Data provided
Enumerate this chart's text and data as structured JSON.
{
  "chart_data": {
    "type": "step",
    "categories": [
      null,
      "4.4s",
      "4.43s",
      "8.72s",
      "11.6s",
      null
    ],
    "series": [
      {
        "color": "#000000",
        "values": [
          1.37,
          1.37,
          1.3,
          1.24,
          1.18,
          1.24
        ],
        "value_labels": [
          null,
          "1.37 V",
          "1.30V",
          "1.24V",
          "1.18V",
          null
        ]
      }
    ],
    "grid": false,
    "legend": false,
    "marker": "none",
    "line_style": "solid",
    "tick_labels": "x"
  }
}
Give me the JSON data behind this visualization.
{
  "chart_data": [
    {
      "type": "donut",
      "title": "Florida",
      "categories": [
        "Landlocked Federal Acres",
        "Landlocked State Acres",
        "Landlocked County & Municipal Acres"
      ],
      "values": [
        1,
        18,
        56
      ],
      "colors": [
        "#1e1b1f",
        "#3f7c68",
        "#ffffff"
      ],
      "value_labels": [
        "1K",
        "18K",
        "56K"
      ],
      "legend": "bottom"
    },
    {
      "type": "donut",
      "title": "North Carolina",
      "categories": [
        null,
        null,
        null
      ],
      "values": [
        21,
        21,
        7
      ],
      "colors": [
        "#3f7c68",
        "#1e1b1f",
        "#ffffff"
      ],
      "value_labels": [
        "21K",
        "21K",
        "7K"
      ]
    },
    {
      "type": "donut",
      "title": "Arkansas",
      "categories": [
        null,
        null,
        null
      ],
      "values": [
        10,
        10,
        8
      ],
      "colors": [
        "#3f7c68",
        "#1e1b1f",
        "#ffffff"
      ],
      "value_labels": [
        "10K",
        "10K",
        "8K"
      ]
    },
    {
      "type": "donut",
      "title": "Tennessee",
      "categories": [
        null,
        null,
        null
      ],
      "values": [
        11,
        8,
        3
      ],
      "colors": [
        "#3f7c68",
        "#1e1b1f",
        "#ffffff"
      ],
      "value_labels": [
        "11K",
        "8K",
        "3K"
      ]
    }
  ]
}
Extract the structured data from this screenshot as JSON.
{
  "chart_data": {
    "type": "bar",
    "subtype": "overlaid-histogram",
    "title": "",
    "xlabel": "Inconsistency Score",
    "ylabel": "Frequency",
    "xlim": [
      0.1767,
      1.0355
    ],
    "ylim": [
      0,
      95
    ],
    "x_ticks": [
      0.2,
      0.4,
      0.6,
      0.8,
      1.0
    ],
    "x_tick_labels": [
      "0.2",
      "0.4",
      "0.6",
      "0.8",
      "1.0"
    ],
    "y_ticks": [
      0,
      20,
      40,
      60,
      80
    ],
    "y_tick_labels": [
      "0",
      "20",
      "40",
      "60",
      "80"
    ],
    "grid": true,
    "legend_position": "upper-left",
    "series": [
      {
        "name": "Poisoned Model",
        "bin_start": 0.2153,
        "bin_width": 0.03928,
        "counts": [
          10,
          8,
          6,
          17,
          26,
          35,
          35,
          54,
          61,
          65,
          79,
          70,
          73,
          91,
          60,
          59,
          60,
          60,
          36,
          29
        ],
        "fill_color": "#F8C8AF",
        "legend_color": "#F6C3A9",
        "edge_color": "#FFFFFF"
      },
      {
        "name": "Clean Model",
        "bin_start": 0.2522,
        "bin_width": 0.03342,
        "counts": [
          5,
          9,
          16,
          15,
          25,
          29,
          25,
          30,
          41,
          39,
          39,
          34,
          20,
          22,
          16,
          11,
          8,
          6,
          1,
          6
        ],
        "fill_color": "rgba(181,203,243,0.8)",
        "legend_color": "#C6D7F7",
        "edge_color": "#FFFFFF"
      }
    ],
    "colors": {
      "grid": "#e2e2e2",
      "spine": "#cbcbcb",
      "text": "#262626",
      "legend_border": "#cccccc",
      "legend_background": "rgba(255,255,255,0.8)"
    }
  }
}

Given request
Copy all data exactly, start to finish.

Output of the task
Enumerate this chart's text and data as structured JSON.
{
  "chart_data": {
    "type": "step",
    "categories": [
      null,
      "4.4s",
      "4.43s",
      "8.72s",
      "11.6s",
      null
    ],
    "series": [
      {
        "color": "#000000",
        "values": [
          1.37,
          1.37,
          1.3,
          1.24,
          1.18,
          1.24
        ],
        "value_labels": [
          null,
          "1.37 V",
          "1.30V",
          "1.24V",
          "1.18V",
          null
        ]
      }
    ],
    "grid": false,
    "legend": false,
    "marker": "none",
    "line_style": "solid",
    "tick_labels": "x"
  }
}
Give me the JSON data behind this visualization.
{
  "chart_data": [
    {
      "type": "donut",
      "title": "Florida",
      "categories": [
        "Landlocked Federal Acres",
        "Landlocked State Acres",
        "Landlocked County & Municipal Acres"
      ],
      "values": [
        1,
        18,
        56
      ],
      "colors": [
        "#1e1b1f",
        "#3f7c68",
        "#ffffff"
      ],
      "value_labels": [
        "1K",
        "18K",
        "56K"
      ],
      "legend": "bottom"
    },
    {
      "type": "donut",
      "title": "North Carolina",
      "categories": [
        null,
        null,
        null
      ],
      "values": [
        21,
        21,
        7
      ],
      "colors": [
        "#3f7c68",
        "#1e1b1f",
        "#ffffff"
      ],
      "value_labels": [
        "21K",
        "21K",
        "7K"
      ]
    },
    {
      "type": "donut",
      "title": "Arkansas",
      "categories": [
        null,
        null,
        null
      ],
      "values": [
        10,
        10,
        8
      ],
      "colors": [
        "#3f7c68",
        "#1e1b1f",
        "#ffffff"
      ],
      "value_labels": [
        "10K",
        "10K",
        "8K"
      ]
    },
    {
      "type": "donut",
      "title": "Tennessee",
      "categories": [
        null,
        null,
        null
      ],
      "values": [
        11,
        8,
        3
      ],
      "colors": [
        "#3f7c68",
        "#1e1b1f",
        "#ffffff"
      ],
      "value_labels": [
        "11K",
        "8K",
        "3K"
      ]
    }
  ]
}
Extract the structured data from this screenshot as JSON.
{
  "chart_data": {
    "type": "bar",
    "subtype": "overlaid-histogram",
    "title": "",
    "xlabel": "Inconsistency Score",
    "ylabel": "Frequency",
    "xlim": [
      0.1767,
      1.0355
    ],
    "ylim": [
      0,
      95
    ],
    "x_ticks": [
      0.2,
      0.4,
      0.6,
      0.8,
      1.0
    ],
    "x_tick_labels": [
      "0.2",
      "0.4",
      "0.6",
      "0.8",
      "1.0"
    ],
    "y_ticks": [
      0,
      20,
      40,
      60,
      80
    ],
    "y_tick_labels": [
      "0",
      "20",
      "40",
      "60",
      "80"
    ],
    "grid": true,
    "legend_position": "upper-left",
    "series": [
      {
        "name": "Poisoned Model",
        "bin_start": 0.2153,
        "bin_width": 0.03928,
        "counts": [
          10,
          8,
          6,
          17,
          26,
          35,
          35,
          54,
          61,
          65,
          79,
          70,
          73,
          91,
          60,
          59,
          60,
          60,
          36,
          29
        ],
        "fill_color": "#F8C8AF",
        "legend_color": "#F6C3A9",
        "edge_color": "#FFFFFF"
      },
      {
        "name": "Clean Model",
        "bin_start": 0.2522,
        "bin_width": 0.03342,
        "counts": [
          5,
          9,
          16,
          15,
          25,
          29,
          25,
          30,
          41,
          39,
          39,
          34,
          20,
          22,
          16,
          11,
          8,
          6,
          1,
          6
        ],
        "fill_color": "rgba(181,203,243,0.8)",
        "legend_color": "#C6D7F7",
        "edge_color": "#FFFFFF"
      }
    ],
    "colors": {
      "grid": "#e2e2e2",
      "spine": "#cbcbcb",
      "text": "#262626",
      "legend_border": "#cccccc",
      "legend_background": "rgba(255,255,255,0.8)"
    }
  }
}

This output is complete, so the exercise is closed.